==== SUPPLIED MATERIAL ====

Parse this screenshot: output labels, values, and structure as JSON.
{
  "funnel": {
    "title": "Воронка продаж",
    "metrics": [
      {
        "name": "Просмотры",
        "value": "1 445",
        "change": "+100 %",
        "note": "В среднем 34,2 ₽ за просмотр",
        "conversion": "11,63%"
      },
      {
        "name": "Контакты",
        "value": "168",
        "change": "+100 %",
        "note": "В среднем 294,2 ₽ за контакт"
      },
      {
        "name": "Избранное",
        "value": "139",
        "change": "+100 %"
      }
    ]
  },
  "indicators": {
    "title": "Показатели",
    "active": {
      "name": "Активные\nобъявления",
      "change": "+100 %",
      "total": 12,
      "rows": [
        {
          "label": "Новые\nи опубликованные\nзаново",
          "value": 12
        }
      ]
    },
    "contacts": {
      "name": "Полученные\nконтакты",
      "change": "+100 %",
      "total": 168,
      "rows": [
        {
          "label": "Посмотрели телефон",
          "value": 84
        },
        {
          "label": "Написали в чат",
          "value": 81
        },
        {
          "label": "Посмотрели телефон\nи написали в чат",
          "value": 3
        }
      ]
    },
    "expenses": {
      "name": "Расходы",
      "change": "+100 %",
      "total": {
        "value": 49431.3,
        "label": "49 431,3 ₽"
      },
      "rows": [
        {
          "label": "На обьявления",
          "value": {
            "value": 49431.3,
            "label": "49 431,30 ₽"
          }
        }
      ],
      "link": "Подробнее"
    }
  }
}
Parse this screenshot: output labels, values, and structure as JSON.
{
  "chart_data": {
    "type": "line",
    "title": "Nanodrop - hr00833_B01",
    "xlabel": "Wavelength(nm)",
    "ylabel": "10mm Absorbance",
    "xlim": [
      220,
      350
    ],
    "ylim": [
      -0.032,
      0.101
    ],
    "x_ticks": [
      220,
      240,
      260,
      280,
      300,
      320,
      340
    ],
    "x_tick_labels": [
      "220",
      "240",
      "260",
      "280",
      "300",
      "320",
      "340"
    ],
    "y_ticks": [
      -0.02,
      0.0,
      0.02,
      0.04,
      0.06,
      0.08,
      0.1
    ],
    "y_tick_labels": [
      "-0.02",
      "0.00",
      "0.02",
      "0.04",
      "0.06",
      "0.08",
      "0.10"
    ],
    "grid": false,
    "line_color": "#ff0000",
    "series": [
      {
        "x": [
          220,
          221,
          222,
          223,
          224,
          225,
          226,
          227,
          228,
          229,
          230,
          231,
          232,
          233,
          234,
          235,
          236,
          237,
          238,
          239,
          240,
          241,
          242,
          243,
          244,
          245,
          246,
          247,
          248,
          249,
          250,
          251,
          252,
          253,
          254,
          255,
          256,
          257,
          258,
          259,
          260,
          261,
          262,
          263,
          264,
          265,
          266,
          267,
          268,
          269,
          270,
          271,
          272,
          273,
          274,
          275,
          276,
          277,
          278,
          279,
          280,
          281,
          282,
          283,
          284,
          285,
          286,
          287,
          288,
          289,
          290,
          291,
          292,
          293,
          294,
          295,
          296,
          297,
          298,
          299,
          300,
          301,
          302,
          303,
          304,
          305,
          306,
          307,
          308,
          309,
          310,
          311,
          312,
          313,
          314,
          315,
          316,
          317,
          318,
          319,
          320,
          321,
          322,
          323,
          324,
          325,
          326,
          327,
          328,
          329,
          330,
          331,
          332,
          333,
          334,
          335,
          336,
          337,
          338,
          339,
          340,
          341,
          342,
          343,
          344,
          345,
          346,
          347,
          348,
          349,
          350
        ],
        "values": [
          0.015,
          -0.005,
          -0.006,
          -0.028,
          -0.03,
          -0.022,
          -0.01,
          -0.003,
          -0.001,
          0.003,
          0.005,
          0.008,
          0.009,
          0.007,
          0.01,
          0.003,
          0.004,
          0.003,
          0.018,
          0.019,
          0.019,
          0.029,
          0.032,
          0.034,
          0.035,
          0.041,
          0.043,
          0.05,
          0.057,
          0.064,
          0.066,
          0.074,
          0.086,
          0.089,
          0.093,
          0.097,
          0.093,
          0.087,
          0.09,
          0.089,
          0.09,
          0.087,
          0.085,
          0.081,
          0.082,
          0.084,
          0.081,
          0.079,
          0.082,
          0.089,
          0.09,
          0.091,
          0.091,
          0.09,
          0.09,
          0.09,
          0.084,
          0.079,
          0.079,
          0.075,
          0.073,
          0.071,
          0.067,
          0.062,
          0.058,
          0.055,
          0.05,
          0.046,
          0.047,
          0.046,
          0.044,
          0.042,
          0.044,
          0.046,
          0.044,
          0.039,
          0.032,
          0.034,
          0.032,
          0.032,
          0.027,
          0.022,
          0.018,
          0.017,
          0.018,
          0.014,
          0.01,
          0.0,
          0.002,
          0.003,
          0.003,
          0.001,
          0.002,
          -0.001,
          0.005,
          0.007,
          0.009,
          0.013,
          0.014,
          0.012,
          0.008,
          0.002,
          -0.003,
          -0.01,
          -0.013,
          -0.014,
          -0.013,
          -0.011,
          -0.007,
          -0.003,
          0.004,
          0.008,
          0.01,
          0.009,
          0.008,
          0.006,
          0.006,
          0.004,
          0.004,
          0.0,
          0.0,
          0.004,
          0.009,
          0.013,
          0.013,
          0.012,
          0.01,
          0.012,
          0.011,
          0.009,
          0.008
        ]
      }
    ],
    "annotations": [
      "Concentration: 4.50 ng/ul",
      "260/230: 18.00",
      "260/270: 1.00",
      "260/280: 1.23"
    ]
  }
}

====

### STATED GOAL:
Print the records above in full, exactly.

### OUTPUT OF THE TASK:
Parse this screenshot: output labels, values, and structure as JSON.
{
  "funnel": {
    "title": "Воронка продаж",
    "metrics": [
      {
        "name": "Просмотры",
        "value": "1 445",
        "change": "+100 %",
        "note": "В среднем 34,2 ₽ за просмотр",
        "conversion": "11,63%"
      },
      {
        "name": "Контакты",
        "value": "168",
        "change": "+100 %",
        "note": "В среднем 294,2 ₽ за контакт"
      },
      {
        "name": "Избранное",
        "value": "139",
        "change": "+100 %"
      }
    ]
  },
  "indicators": {
    "title": "Показатели",
    "active": {
      "name": "Активные\nобъявления",
      "change": "+100 %",
      "total": 12,
      "rows": [
        {
          "label": "Новые\nи опубликованные\nзаново",
          "value": 12
        }
      ]
    },
    "contacts": {
      "name": "Полученные\nконтакты",
      "change": "+100 %",
      "total": 168,
      "rows": [
        {
          "label": "Посмотрели телефон",
          "value": 84
        },
        {
          "label": "Написали в чат",
          "value": 81
        },
        {
          "label": "Посмотрели телефон\nи написали в чат",
          "value": 3
        }
      ]
    },
    "expenses": {
      "name": "Расходы",
      "change": "+100 %",
      "total": {
        "value": 49431.3,
        "label": "49 431,3 ₽"
      },
      "rows": [
        {
          "label": "На обьявления",
          "value": {
            "value": 49431.3,
            "label": "49 431,30 ₽"
          }
        }
      ],
      "link": "Подробнее"
    }
  }
}
Parse this screenshot: output labels, values, and structure as JSON.
{
  "chart_data": {
    "type": "line",
    "title": "Nanodrop - hr00833_B01",
    "xlabel": "Wavelength(nm)",
    "ylabel": "10mm Absorbance",
    "xlim": [
      220,
      350
    ],
    "ylim": [
      -0.032,
      0.101
    ],
    "x_ticks": [
      220,
      240,
      260,
      280,
      300,
      320,
      340
    ],
    "x_tick_labels": [
      "220",
      "240",
      "260",
      "280",
      "300",
      "320",
      "340"
    ],
    "y_ticks": [
      -0.02,
      0.0,
      0.02,
      0.04,
      0.06,
      0.08,
      0.1
    ],
    "y_tick_labels": [
      "-0.02",
      "0.00",
      "0.02",
      "0.04",
      "0.06",
      "0.08",
      "0.10"
    ],
    "grid": false,
    "line_color": "#ff0000",
    "series": [
      {
        "x": [
          220,
          221,
          222,
          223,
          224,
          225,
          226,
          227,
          228,
          229,
          230,
          231,
          232,
          233,
          234,
          235,
          236,
          237,
          238,
          239,
          240,
          241,
          242,
          243,
          244,
          245,
          246,
          247,
          248,
          249,
          250,
          251,
          252,
          253,
          254,
          255,
          256,
          257,
          258,
          259,
          260,
          261,
          262,
          263,
          264,
          265,
          266,
          267,
          268,
          269,
          270,
          271,
          272,
          273,
          274,
          275,
          276,
          277,
          278,
          279,
          280,
          281,
          282,
          283,
          284,
          285,
          286,
          287,
          288,
          289,
          290,
          291,
          292,
          293,
          294,
          295,
          296,
          297,
          298,
          299,
          300,
          301,
          302,
          303,
          304,
          305,
          306,
          307,
          308,
          309,
          310,
          311,
          312,
          313,
          314,
          315,
          316,
          317,
          318,
          319,
          320,
          321,
          322,
          323,
          324,
          325,
          326,
          327,
          328,
          329,
          330,
          331,
          332,
          333,
          334,
          335,
          336,
          337,
          338,
          339,
          340,
          341,
          342,
          343,
          344,
          345,
          346,
          347,
          348,
          349,
          350
        ],
        "values": [
          0.015,
          -0.005,
          -0.006,
          -0.028,
          -0.03,
          -0.022,
          -0.01,
          -0.003,
          -0.001,
          0.003,
          0.005,
          0.008,
          0.009,
          0.007,
          0.01,
          0.003,
          0.004,
          0.003,
          0.018,
          0.019,
          0.019,
          0.029,
          0.032,
          0.034,
          0.035,
          0.041,
          0.043,
          0.05,
          0.057,
          0.064,
          0.066,
          0.074,
          0.086,
          0.089,
          0.093,
          0.097,
          0.093,
          0.087,
          0.09,
          0.089,
          0.09,
          0.087,
          0.085,
          0.081,
          0.082,
          0.084,
          0.081,
          0.079,
          0.082,
          0.089,
          0.09,
          0.091,
          0.091,
          0.09,
          0.09,
          0.09,
          0.084,
          0.079,
          0.079,
          0.075,
          0.073,
          0.071,
          0.067,
          0.062,
          0.058,
          0.055,
          0.05,
          0.046,
          0.047,
          0.046,
          0.044,
          0.042,
          0.044,
          0.046,
          0.044,
          0.039,
          0.032,
          0.034,
          0.032,
          0.032,
          0.027,
          0.022,
          0.018,
          0.017,
          0.018,
          0.014,
          0.01,
          0.0,
          0.002,
          0.003,
          0.003,
          0.001,
          0.002,
          -0.001,
          0.005,
          0.007,
          0.009,
          0.013,
          0.014,
          0.012,
          0.008,
          0.002,
          -0.003,
          -0.01,
          -0.013,
          -0.014,
          -0.013,
          -0.011,
          -0.007,
          -0.003,
          0.004,
          0.008,
          0.01,
          0.009,
          0.008,
          0.006,
          0.006,
          0.004,
          0.004,
          0.0,
          0.0,
          0.004,
          0.009,
          0.013,
          0.013,
          0.012,
          0.01,
          0.012,
          0.011,
          0.009,
          0.008
        ]
      }
    ],
    "annotations": [
      "Concentration: 4.50 ng/ul",
      "260/230: 18.00",
      "260/270: 1.00",
      "260/280: 1.23"
    ]
  }
}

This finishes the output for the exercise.